### The exercise:
In the records below, pick out all lines containing the word "space".

Dataset entries
★ ★ ★ ★ ★ ★ ★

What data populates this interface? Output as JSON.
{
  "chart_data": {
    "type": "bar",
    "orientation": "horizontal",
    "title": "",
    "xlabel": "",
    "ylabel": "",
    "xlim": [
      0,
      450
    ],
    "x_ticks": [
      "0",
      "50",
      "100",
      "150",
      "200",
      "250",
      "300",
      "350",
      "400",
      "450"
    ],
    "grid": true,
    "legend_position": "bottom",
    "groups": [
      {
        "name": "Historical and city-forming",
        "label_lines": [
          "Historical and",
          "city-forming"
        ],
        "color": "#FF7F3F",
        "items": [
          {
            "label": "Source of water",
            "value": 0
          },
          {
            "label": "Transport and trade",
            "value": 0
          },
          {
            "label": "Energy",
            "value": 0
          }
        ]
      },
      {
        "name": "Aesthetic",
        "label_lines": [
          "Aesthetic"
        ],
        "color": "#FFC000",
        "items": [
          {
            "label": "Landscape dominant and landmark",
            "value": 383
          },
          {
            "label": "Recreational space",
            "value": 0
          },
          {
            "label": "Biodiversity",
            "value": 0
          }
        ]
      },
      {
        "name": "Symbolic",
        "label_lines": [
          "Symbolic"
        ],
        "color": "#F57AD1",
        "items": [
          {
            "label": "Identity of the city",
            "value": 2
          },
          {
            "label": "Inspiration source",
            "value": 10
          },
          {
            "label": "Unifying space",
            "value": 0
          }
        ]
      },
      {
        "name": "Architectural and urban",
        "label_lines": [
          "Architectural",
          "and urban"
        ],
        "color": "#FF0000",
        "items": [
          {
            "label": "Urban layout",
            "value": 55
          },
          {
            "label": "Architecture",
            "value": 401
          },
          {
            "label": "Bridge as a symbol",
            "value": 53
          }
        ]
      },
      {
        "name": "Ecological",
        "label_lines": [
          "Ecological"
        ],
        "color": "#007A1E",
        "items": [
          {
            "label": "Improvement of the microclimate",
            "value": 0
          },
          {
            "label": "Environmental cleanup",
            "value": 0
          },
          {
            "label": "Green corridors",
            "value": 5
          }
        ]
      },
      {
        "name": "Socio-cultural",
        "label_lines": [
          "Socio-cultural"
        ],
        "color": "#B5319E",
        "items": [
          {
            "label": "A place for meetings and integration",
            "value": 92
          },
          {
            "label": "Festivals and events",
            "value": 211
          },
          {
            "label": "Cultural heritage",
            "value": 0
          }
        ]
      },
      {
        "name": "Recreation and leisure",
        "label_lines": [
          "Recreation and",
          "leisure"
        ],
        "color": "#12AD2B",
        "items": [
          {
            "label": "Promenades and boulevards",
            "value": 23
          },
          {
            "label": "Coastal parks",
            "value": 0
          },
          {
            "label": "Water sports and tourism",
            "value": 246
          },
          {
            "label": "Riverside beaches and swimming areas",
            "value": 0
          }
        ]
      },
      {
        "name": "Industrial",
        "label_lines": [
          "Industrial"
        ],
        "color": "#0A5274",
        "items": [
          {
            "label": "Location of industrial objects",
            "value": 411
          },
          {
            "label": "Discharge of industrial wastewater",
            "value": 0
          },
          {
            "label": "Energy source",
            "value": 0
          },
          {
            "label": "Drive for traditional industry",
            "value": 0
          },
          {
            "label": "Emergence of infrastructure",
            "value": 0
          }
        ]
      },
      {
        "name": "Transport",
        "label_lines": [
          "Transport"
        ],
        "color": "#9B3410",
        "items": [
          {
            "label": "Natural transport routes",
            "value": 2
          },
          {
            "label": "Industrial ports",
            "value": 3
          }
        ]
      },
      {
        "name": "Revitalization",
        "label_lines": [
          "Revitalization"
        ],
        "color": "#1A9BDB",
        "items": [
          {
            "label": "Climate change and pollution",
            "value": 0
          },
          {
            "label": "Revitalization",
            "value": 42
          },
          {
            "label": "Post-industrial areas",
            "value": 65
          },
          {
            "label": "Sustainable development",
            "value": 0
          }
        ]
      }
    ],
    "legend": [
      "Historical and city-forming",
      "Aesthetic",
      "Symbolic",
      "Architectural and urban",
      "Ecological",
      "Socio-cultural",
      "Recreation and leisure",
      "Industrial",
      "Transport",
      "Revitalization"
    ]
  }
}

★ ★ ★ ★ ★ ★ ★

### Right answer:
            "label": "Recreational space",
            "label": "Unifying space",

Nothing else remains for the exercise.